### GIVEN REQUEST
From the listing below, pull out every line where the string "Halving" appears.

### DATA IN THIS EXERCISE
— Start —

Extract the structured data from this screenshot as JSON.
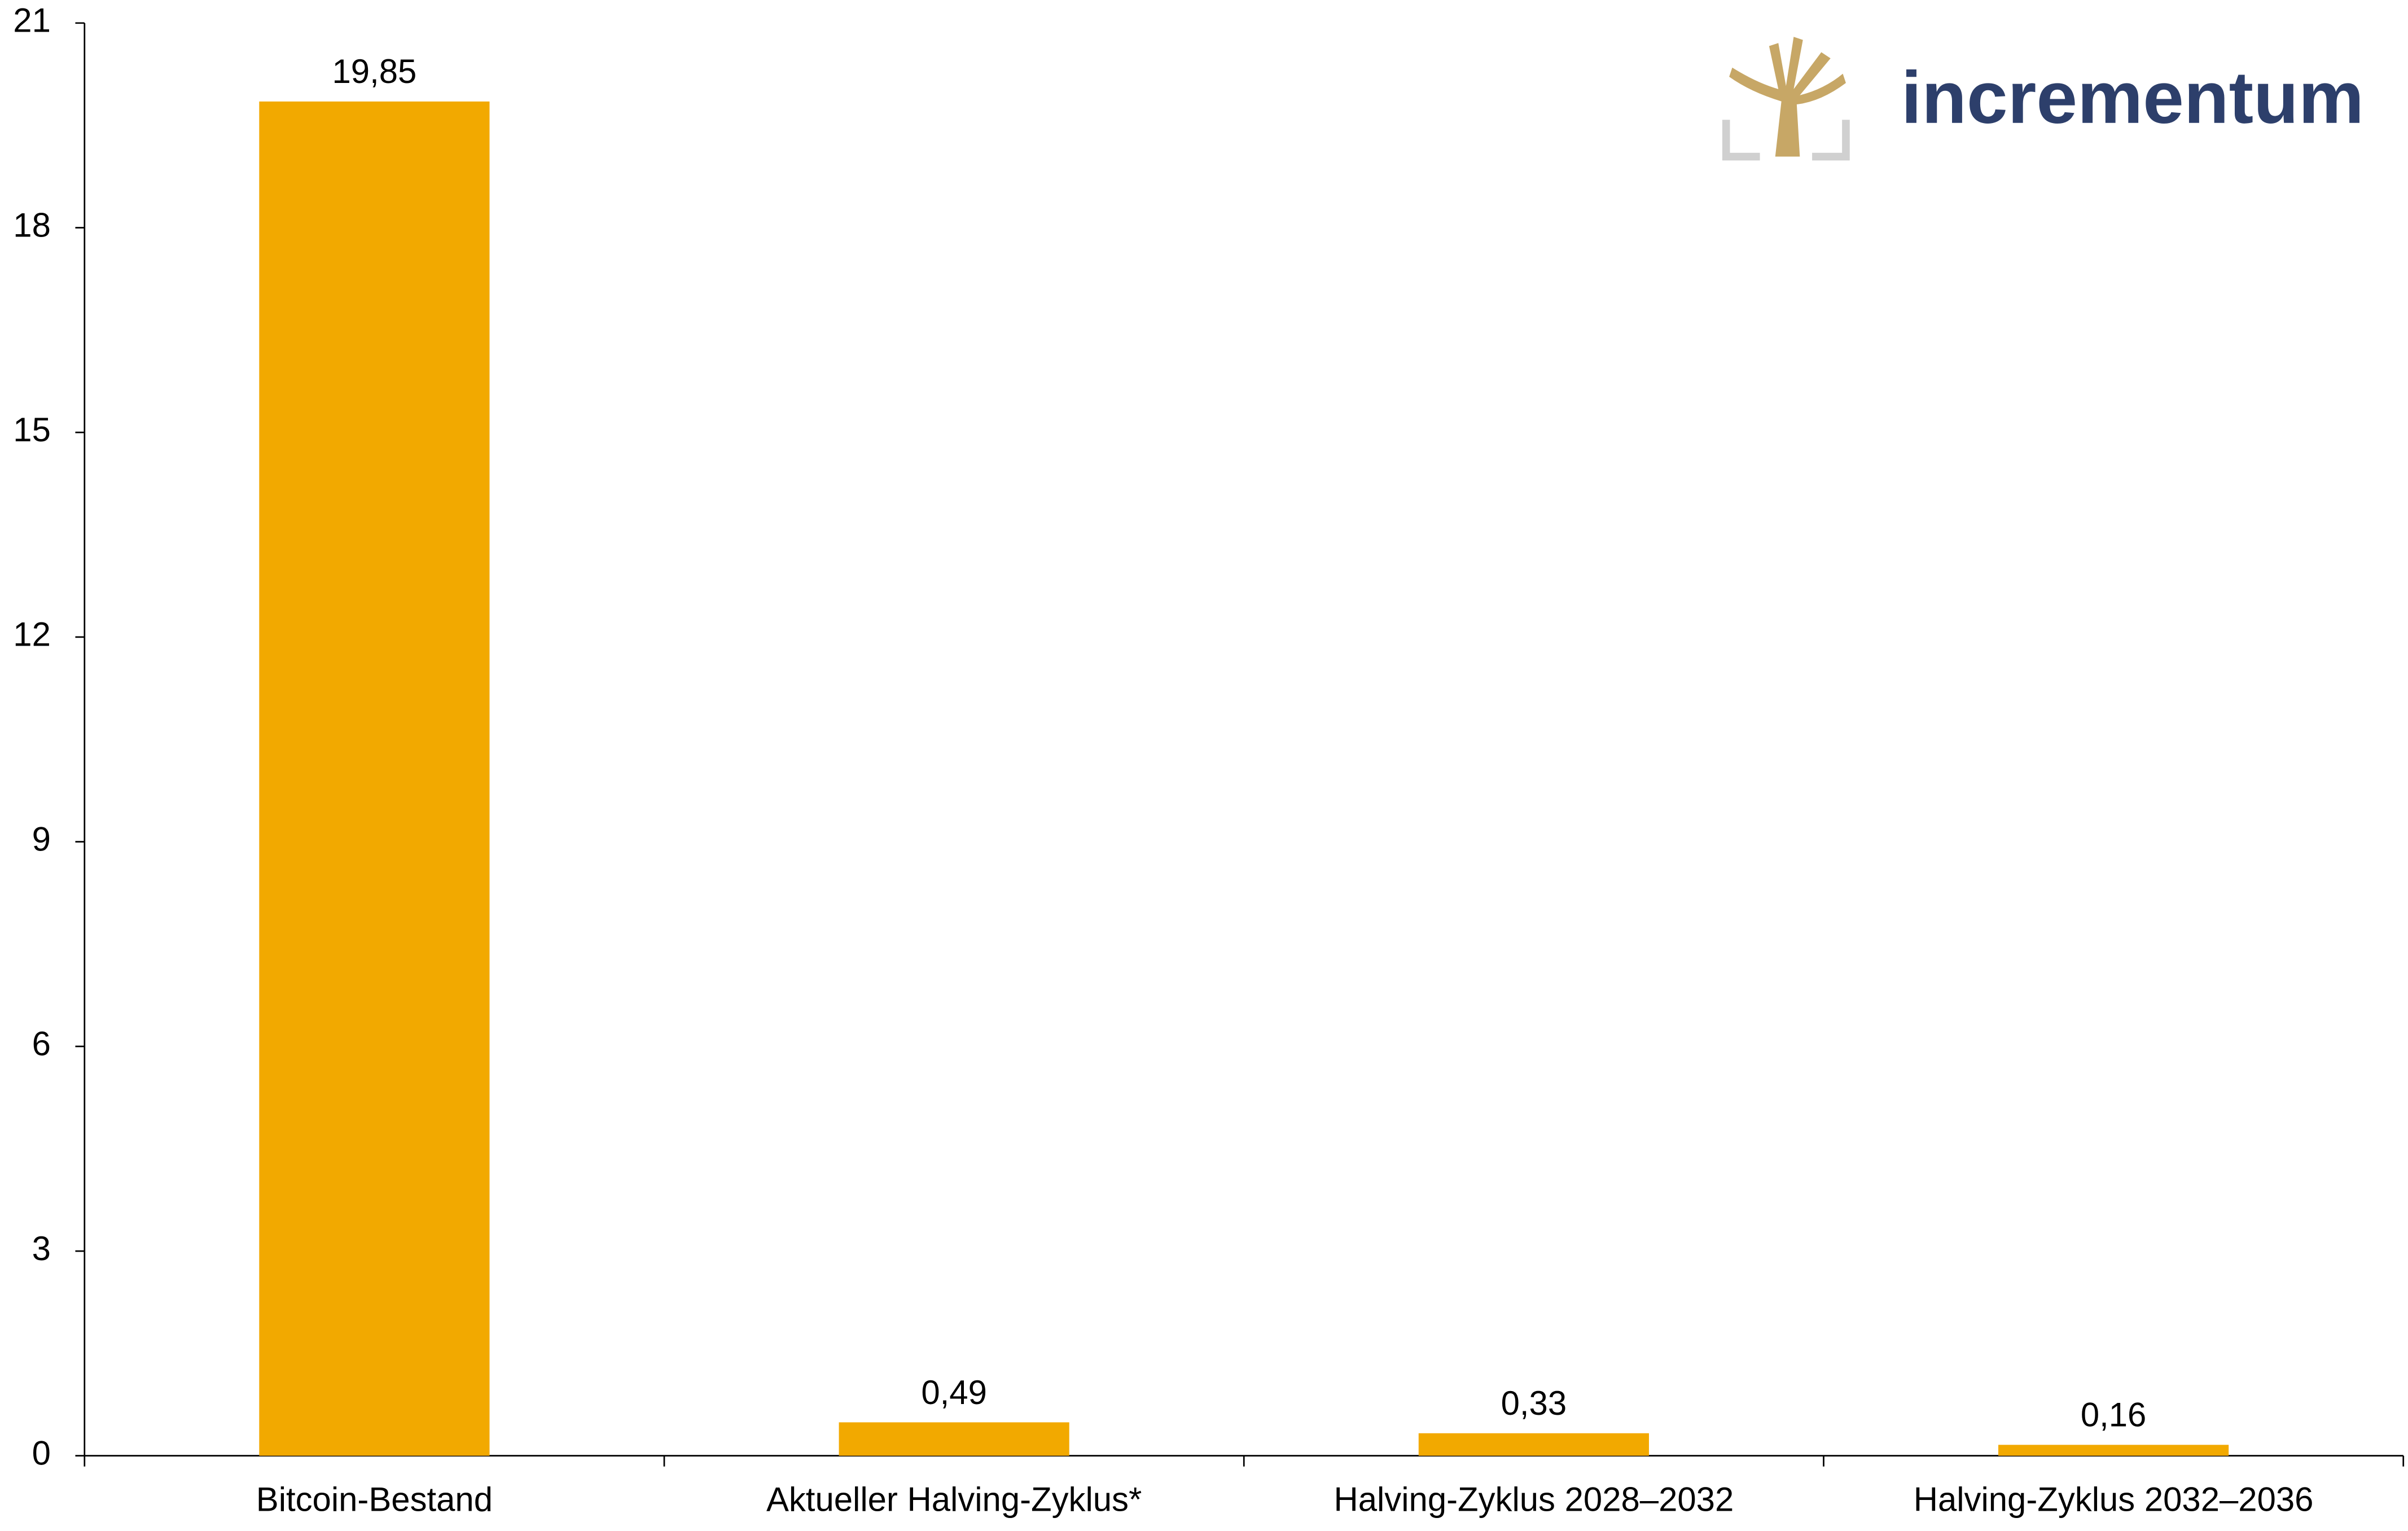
{
  "chart_data": {
    "type": "bar",
    "categories": [
      "Bitcoin-Bestand",
      "Aktueller Halving-Zyklus*",
      "Halving-Zyklus 2028–2032",
      "Halving-Zyklus 2032–2036"
    ],
    "values": [
      19.85,
      0.49,
      0.33,
      0.16
    ],
    "value_labels": [
      "19,85",
      "0,49",
      "0,33",
      "0,16"
    ],
    "color": "#f2a900",
    "ylim": [
      0,
      21
    ],
    "yticks": [
      0,
      3,
      6,
      9,
      12,
      15,
      18,
      21
    ],
    "grid": false
  },
  "logo": {
    "text": "incrementum"
  }
}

— End —

### COMPLETE RESPONSE
      "Aktueller Halving-Zyklus*",
      "Halving-Zyklus 2028–2032",
      "Halving-Zyklus 2032–2036"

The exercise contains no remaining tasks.